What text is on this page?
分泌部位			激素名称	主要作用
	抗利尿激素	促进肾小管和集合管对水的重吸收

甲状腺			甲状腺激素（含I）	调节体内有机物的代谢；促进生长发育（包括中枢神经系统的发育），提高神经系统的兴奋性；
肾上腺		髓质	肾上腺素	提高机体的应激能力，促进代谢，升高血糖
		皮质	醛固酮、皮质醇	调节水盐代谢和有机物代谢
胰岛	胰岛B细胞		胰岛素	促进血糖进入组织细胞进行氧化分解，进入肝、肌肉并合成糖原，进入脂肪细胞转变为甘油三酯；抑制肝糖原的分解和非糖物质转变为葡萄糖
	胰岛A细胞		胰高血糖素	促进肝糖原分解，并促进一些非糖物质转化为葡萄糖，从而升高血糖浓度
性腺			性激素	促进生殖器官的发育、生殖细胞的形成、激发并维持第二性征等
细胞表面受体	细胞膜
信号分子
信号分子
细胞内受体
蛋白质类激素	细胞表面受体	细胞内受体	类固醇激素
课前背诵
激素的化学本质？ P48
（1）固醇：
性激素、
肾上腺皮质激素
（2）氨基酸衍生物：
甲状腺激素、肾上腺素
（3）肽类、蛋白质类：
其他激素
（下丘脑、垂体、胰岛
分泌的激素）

--

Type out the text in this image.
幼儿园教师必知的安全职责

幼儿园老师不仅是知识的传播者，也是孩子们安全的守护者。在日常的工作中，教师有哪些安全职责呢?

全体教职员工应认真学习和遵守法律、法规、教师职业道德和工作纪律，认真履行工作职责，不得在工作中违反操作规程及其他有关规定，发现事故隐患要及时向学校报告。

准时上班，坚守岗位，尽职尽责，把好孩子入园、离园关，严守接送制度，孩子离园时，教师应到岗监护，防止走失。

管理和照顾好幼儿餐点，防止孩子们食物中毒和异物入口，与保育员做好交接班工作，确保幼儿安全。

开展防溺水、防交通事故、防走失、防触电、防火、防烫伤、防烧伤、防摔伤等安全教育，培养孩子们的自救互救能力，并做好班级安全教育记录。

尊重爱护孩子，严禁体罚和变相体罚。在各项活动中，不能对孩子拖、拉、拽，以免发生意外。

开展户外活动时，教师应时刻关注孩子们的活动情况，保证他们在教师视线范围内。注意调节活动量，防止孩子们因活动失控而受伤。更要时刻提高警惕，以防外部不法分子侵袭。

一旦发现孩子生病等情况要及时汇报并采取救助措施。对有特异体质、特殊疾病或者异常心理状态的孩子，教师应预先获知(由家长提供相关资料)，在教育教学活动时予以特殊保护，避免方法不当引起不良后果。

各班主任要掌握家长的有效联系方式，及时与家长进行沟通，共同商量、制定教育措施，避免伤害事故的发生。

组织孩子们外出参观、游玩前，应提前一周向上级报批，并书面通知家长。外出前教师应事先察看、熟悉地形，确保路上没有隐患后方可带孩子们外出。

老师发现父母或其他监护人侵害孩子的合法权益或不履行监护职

...

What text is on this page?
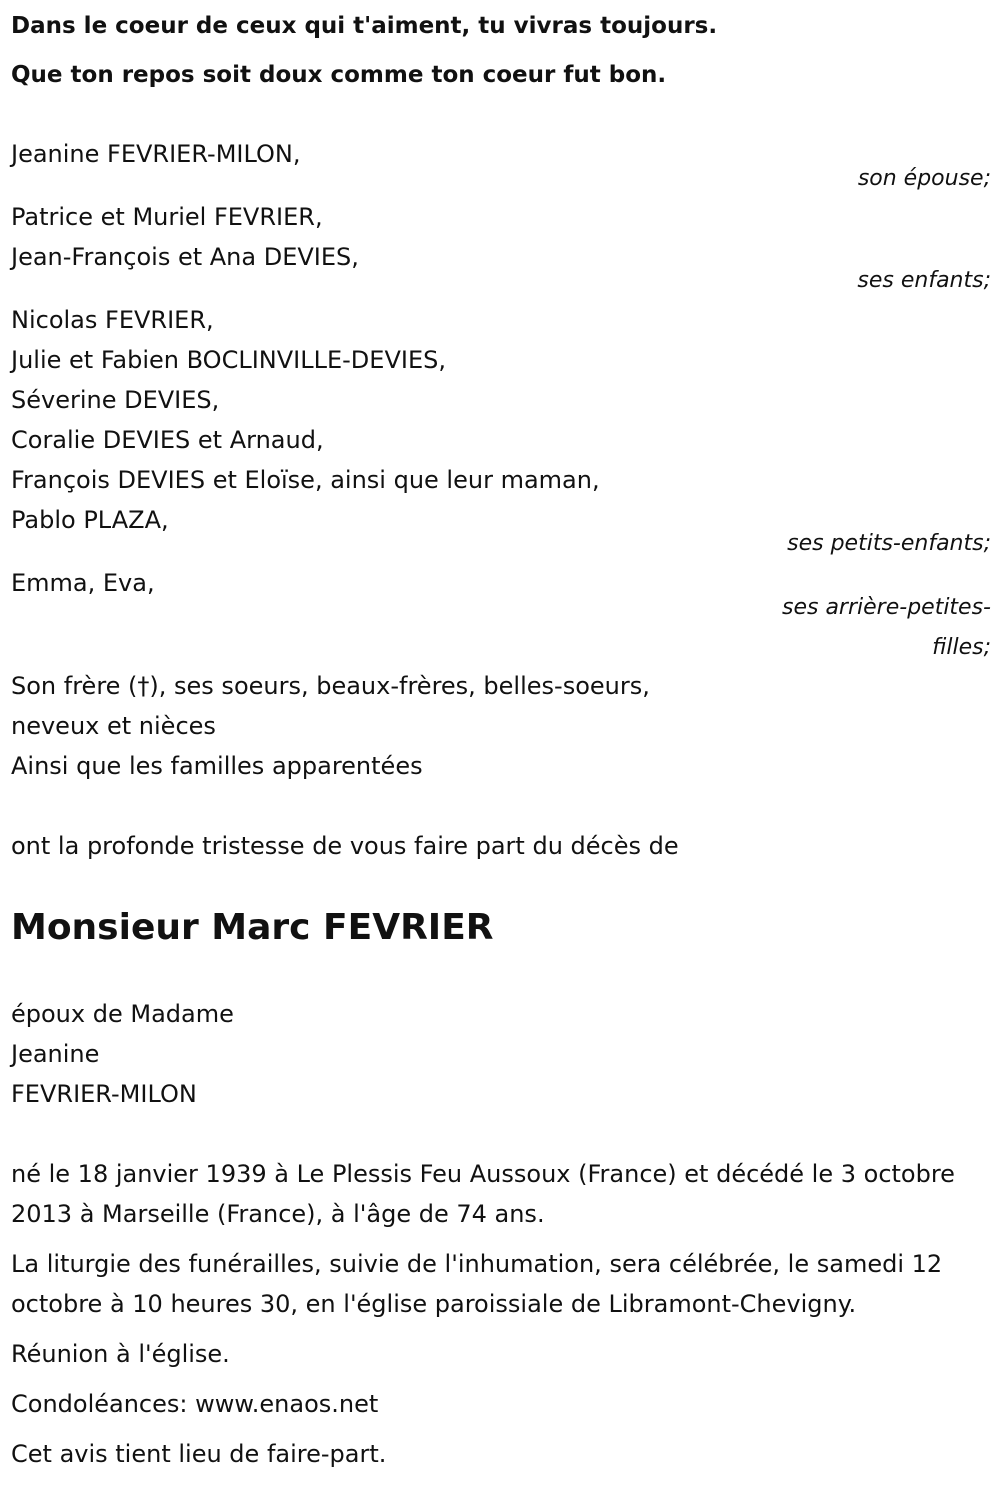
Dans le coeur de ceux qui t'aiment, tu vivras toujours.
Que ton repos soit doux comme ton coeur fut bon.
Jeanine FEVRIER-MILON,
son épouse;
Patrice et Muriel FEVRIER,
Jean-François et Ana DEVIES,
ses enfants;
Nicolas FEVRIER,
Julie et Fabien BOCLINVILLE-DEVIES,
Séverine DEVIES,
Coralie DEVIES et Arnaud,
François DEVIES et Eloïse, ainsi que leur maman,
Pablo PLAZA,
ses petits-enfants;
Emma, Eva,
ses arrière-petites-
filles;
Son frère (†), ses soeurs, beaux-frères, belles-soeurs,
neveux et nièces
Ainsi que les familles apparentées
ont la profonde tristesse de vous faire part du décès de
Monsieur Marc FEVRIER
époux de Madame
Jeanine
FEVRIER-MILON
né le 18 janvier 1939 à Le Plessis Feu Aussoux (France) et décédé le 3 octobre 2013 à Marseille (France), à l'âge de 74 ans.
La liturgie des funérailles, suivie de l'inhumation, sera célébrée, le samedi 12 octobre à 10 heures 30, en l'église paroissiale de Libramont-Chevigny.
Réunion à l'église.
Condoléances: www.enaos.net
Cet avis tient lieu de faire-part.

GIVEN TASK - Only a number is wanted: how many lines above include "coeur"?

SOLUTION TO THIS PROBLEM - 2